• _DATA SUPPLIED_:

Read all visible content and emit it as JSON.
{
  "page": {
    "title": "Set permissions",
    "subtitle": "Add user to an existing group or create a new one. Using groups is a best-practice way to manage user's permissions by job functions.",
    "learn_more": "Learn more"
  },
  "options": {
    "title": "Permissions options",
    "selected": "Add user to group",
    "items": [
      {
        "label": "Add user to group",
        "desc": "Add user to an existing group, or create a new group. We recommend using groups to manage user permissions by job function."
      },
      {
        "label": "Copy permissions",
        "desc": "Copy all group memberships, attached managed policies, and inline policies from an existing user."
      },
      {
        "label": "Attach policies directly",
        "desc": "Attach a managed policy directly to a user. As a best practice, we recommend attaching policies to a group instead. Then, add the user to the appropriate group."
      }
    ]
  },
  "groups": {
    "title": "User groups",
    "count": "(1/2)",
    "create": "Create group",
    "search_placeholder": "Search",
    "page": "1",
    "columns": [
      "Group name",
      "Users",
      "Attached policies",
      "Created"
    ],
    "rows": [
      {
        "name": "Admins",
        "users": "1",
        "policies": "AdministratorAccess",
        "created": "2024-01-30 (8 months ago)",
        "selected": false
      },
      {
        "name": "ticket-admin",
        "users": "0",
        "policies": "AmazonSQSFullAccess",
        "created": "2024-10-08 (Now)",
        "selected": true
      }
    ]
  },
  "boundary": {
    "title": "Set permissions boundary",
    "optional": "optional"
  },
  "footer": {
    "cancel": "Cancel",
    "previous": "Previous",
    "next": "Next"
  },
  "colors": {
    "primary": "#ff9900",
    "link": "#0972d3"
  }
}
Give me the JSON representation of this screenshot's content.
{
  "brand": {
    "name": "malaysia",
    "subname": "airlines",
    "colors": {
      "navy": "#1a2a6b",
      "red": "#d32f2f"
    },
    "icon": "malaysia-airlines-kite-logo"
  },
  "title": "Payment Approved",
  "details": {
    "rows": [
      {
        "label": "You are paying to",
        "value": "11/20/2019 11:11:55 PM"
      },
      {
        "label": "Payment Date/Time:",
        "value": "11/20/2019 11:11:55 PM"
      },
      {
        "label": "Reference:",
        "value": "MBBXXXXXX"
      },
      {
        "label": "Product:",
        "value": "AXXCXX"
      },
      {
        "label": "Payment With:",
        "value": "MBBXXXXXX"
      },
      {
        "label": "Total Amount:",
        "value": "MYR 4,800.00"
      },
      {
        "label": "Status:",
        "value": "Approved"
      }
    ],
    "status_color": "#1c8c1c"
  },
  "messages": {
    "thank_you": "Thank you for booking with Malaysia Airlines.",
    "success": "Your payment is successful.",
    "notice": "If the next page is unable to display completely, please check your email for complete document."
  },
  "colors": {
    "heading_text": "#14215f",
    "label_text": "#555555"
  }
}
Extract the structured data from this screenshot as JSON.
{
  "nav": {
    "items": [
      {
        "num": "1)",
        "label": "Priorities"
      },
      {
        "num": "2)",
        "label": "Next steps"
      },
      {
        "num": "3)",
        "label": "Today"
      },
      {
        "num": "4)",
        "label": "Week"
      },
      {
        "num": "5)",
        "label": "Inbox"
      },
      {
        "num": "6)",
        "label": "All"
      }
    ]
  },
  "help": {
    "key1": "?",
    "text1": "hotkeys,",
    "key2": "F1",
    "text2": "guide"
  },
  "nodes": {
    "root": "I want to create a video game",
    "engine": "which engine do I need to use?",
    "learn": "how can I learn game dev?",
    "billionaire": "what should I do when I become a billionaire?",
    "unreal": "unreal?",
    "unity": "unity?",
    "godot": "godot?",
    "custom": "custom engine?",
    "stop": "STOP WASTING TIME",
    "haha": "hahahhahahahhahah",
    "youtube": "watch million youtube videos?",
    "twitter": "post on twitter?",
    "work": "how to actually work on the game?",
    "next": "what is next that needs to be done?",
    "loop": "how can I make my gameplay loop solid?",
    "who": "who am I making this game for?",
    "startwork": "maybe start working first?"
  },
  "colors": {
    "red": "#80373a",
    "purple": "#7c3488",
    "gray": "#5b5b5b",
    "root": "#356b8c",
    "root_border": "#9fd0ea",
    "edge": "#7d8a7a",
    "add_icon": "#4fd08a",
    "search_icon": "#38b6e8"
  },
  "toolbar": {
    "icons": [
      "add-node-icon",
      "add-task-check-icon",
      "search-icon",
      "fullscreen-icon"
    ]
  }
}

• _SHORT TASK_: Among the lines of the material above, how many include the string "this"? Report only that number.

• _REPLY_: 3